>> Begin

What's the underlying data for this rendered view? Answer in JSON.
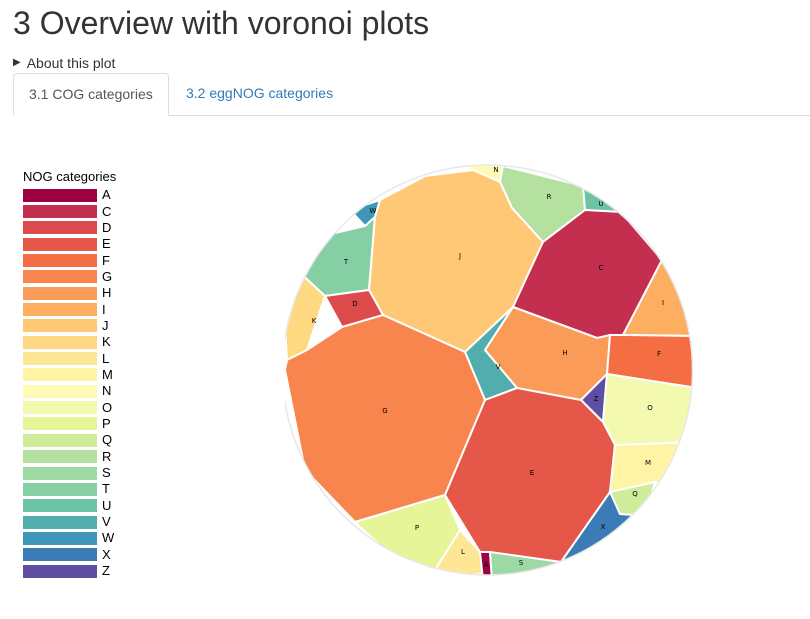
{
  "page": {
    "title": "3 Overview with voronoi plots",
    "details_label": "About this plot"
  },
  "tabs": [
    {
      "label": "3.1 COG categories",
      "active": true
    },
    {
      "label": "3.2 eggNOG categories",
      "active": false
    }
  ],
  "legend": {
    "title": "NOG categories",
    "items": [
      {
        "label": "A",
        "color": "#9e0142"
      },
      {
        "label": "C",
        "color": "#c42e4f"
      },
      {
        "label": "D",
        "color": "#dd4a4c"
      },
      {
        "label": "E",
        "color": "#e55749"
      },
      {
        "label": "F",
        "color": "#f46d43"
      },
      {
        "label": "G",
        "color": "#f8844e"
      },
      {
        "label": "H",
        "color": "#fa9b57"
      },
      {
        "label": "I",
        "color": "#fdae61"
      },
      {
        "label": "J",
        "color": "#fec877"
      },
      {
        "label": "K",
        "color": "#fed982"
      },
      {
        "label": "L",
        "color": "#fee794"
      },
      {
        "label": "M",
        "color": "#fff3a6"
      },
      {
        "label": "N",
        "color": "#fffbb6"
      },
      {
        "label": "O",
        "color": "#f3fab0"
      },
      {
        "label": "P",
        "color": "#e6f598"
      },
      {
        "label": "Q",
        "color": "#cfec9a"
      },
      {
        "label": "R",
        "color": "#b4e0a0"
      },
      {
        "label": "S",
        "color": "#9ed8a4"
      },
      {
        "label": "T",
        "color": "#86cfa5"
      },
      {
        "label": "U",
        "color": "#6cc3a6"
      },
      {
        "label": "V",
        "color": "#52aeae"
      },
      {
        "label": "W",
        "color": "#3e96b8"
      },
      {
        "label": "X",
        "color": "#3b7cb6"
      },
      {
        "label": "Z",
        "color": "#5e4fa2"
      }
    ]
  },
  "voronoi_cells": [
    {
      "label": "N",
      "color": "#fffbb6"
    },
    {
      "label": "R",
      "color": "#b4e0a0"
    },
    {
      "label": "U",
      "color": "#6cc3a6"
    },
    {
      "label": "W",
      "color": "#3e96b8"
    },
    {
      "label": "T",
      "color": "#86cfa5"
    },
    {
      "label": "J",
      "color": "#fec877"
    },
    {
      "label": "C",
      "color": "#c42e4f"
    },
    {
      "label": "I",
      "color": "#fdae61"
    },
    {
      "label": "K",
      "color": "#fed982"
    },
    {
      "label": "D",
      "color": "#dd4a4c"
    },
    {
      "label": "H",
      "color": "#fa9b57"
    },
    {
      "label": "F",
      "color": "#f46d43"
    },
    {
      "label": "V",
      "color": "#52aeae"
    },
    {
      "label": "Z",
      "color": "#5e4fa2"
    },
    {
      "label": "O",
      "color": "#f3fab0"
    },
    {
      "label": "G",
      "color": "#f8844e"
    },
    {
      "label": "E",
      "color": "#e55749"
    },
    {
      "label": "M",
      "color": "#fff3a6"
    },
    {
      "label": "Q",
      "color": "#cfec9a"
    },
    {
      "label": "X",
      "color": "#3b7cb6"
    },
    {
      "label": "P",
      "color": "#e6f598"
    },
    {
      "label": "L",
      "color": "#fee794"
    },
    {
      "label": "A",
      "color": "#9e0142"
    },
    {
      "label": "S",
      "color": "#9ed8a4"
    }
  ]
}
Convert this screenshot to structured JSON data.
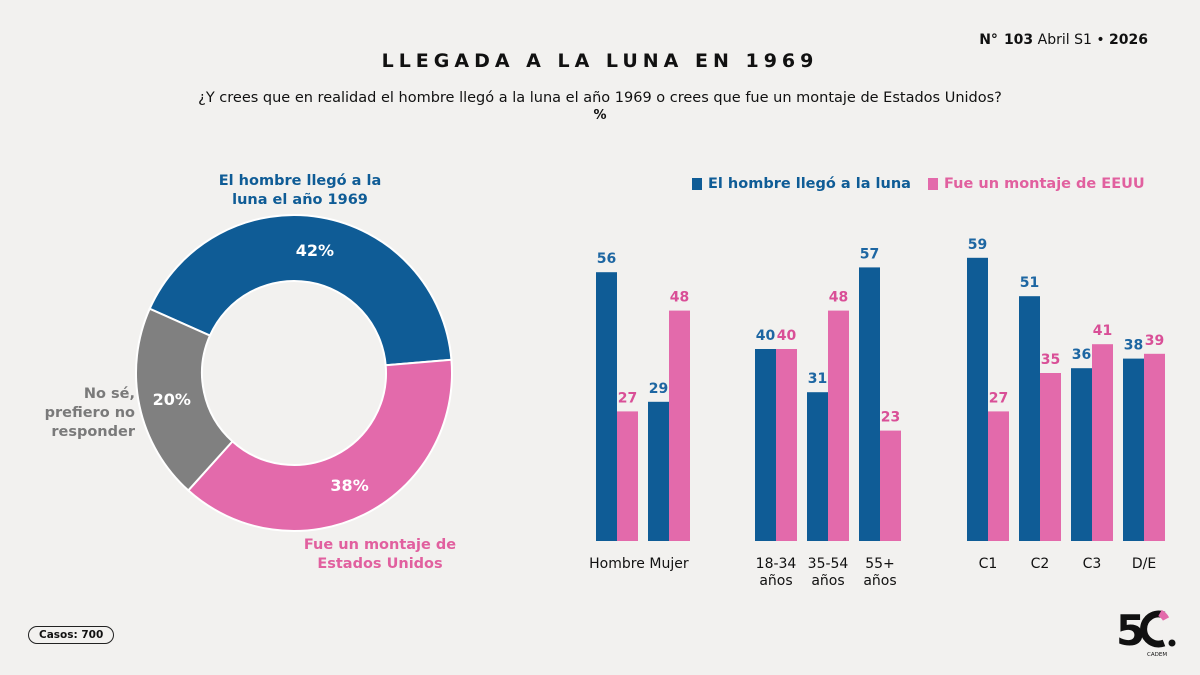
{
  "header": {
    "issue_prefix": "N°",
    "issue_number": "103",
    "issue_period": "Abril S1 •",
    "issue_year": "2026"
  },
  "title": "LLEGADA A LA LUNA EN 1969",
  "question": "¿Y crees que en realidad el hombre llegó a la luna el año 1969 o crees que fue un montaje de Estados Unidos?",
  "unit": "%",
  "colors": {
    "blue": "#0f5c96",
    "pink": "#e36aab",
    "gray": "#808080"
  },
  "donut_labels": {
    "blue": "El hombre llegó a la luna el año 1969",
    "gray": "No sé, prefiero no responder",
    "pink": "Fue un montaje de Estados Unidos"
  },
  "legend": {
    "blue": "El hombre llegó a la luna",
    "pink": "Fue un montaje de EEUU"
  },
  "footer": {
    "cases": "Casos: 700"
  },
  "logo": {
    "text": "5C.",
    "subtext": "CADEM"
  },
  "chart_data": [
    {
      "type": "pie",
      "title": "LLEGADA A LA LUNA EN 1969",
      "slices": [
        {
          "name": "El hombre llegó a la luna el año 1969",
          "value": 42,
          "label": "42%",
          "color": "#0f5c96"
        },
        {
          "name": "Fue un montaje de Estados Unidos",
          "value": 38,
          "label": "38%",
          "color": "#e36aab"
        },
        {
          "name": "No sé, prefiero no responder",
          "value": 20,
          "label": "20%",
          "color": "#808080"
        }
      ]
    },
    {
      "type": "bar",
      "categories": [
        "Hombre",
        "Mujer",
        "18-34 años",
        "35-54 años",
        "55+ años",
        "C1",
        "C2",
        "C3",
        "D/E"
      ],
      "groups": [
        [
          "Hombre",
          "Mujer"
        ],
        [
          "18-34 años",
          "35-54 años",
          "55+ años"
        ],
        [
          "C1",
          "C2",
          "C3",
          "D/E"
        ]
      ],
      "series": [
        {
          "name": "El hombre llegó a la luna",
          "color": "#0f5c96",
          "values": [
            56,
            29,
            40,
            31,
            57,
            59,
            51,
            36,
            38
          ]
        },
        {
          "name": "Fue un montaje de EEUU",
          "color": "#e36aab",
          "values": [
            27,
            48,
            40,
            48,
            23,
            27,
            35,
            41,
            39
          ]
        }
      ],
      "ylim": [
        0,
        65
      ]
    }
  ]
}
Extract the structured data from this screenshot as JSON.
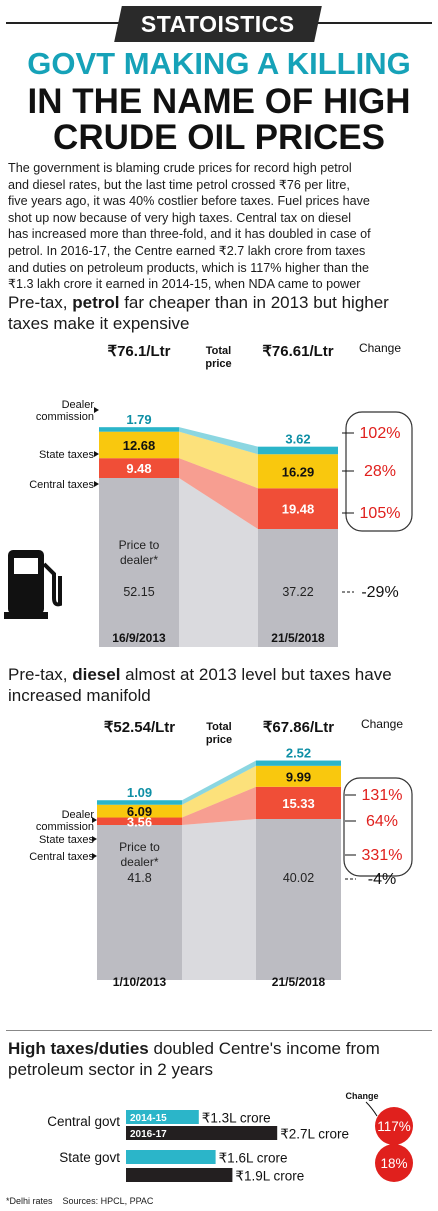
{
  "brand": "STATOISTICS",
  "headline": {
    "line1": "GOVT MAKING A KILLING",
    "line2": "IN THE NAME OF HIGH",
    "line3": "CRUDE OIL PRICES"
  },
  "intro": [
    "The government is blaming crude prices for record high petrol",
    "and diesel rates, but the last time petrol crossed ₹76 per litre,",
    "five years ago, it was 40% costlier before taxes. Fuel prices have",
    "shot up now because of very high taxes. Central tax on diesel",
    "has increased more than three-fold, and it has doubled in case of",
    "petrol. In 2016-17, the Centre earned ₹2.7 lakh crore from taxes",
    "and duties on petroleum products, which is 117% higher than the",
    "₹1.3 lakh crore it earned in 2014-15, when NDA came to power"
  ],
  "petrol": {
    "title_pre": "Pre-tax, ",
    "title_bold": "petrol",
    "title_post": " far cheaper than in 2013 but higher taxes make it expensive"
  },
  "diesel": {
    "title_pre": "Pre-tax, ",
    "title_bold": "diesel",
    "title_post": " almost at 2013 level but taxes have increased manifold"
  },
  "revenue": {
    "title_bold": "High taxes/duties",
    "title_post": " doubled Centre's income from petroleum sector in 2 years"
  },
  "colors": {
    "dealer": "#2bb5c9",
    "state": "#f9c80e",
    "central": "#f04e37",
    "base": "#bcbcc2",
    "change": "#e0201d",
    "bar_dark": "#231f20"
  },
  "footer": {
    "note": "*Delhi rates",
    "sources": "Sources: HPCL, PPAC"
  },
  "chart_data": [
    {
      "type": "bar",
      "title": "Pre-tax, petrol far cheaper than in 2013 but higher taxes make it expensive",
      "stacked": true,
      "categories": [
        "16/9/2013",
        "21/5/2018"
      ],
      "totals": [
        "₹76.1/Ltr",
        "₹76.61/Ltr"
      ],
      "total_label": "Total price",
      "change_label": "Change",
      "series": [
        {
          "name": "Price to dealer*",
          "values": [
            52.15,
            37.22
          ],
          "change": "-29%"
        },
        {
          "name": "Central taxes",
          "values": [
            9.48,
            19.48
          ],
          "change": "105%"
        },
        {
          "name": "State taxes",
          "values": [
            12.68,
            16.29
          ],
          "change": "28%"
        },
        {
          "name": "Dealer commission",
          "values": [
            1.79,
            3.62
          ],
          "change": "102%"
        }
      ]
    },
    {
      "type": "bar",
      "title": "Pre-tax, diesel almost at 2013 level but taxes have increased manifold",
      "stacked": true,
      "categories": [
        "1/10/2013",
        "21/5/2018"
      ],
      "totals": [
        "₹52.54/Ltr",
        "₹67.86/Ltr"
      ],
      "total_label": "Total price",
      "change_label": "Change",
      "series": [
        {
          "name": "Price to dealer*",
          "values": [
            41.8,
            40.02
          ],
          "change": "-4%"
        },
        {
          "name": "Central taxes",
          "values": [
            3.56,
            15.33
          ],
          "change": "331%"
        },
        {
          "name": "State taxes",
          "values": [
            6.09,
            9.99
          ],
          "change": "64%"
        },
        {
          "name": "Dealer commission",
          "values": [
            1.09,
            2.52
          ],
          "change": "131%"
        }
      ]
    },
    {
      "type": "bar",
      "title": "High taxes/duties doubled Centre's income from petroleum sector in 2 years",
      "orientation": "horizontal",
      "change_label": "Change",
      "groups": [
        {
          "name": "Central govt",
          "change": "117%",
          "bars": [
            {
              "period": "2014-15",
              "value": 1.3,
              "label": "₹1.3L crore"
            },
            {
              "period": "2016-17",
              "value": 2.7,
              "label": "₹2.7L crore"
            }
          ]
        },
        {
          "name": "State govt",
          "change": "18%",
          "bars": [
            {
              "period": "",
              "value": 1.6,
              "label": "₹1.6L crore"
            },
            {
              "period": "",
              "value": 1.9,
              "label": "₹1.9L crore"
            }
          ]
        }
      ]
    }
  ]
}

>> End

### [EXERCISE DESCRIPTION]
Say the number of lines in the records above that include the string "responder", and no more.

### [FINISHED EXERCISE]
2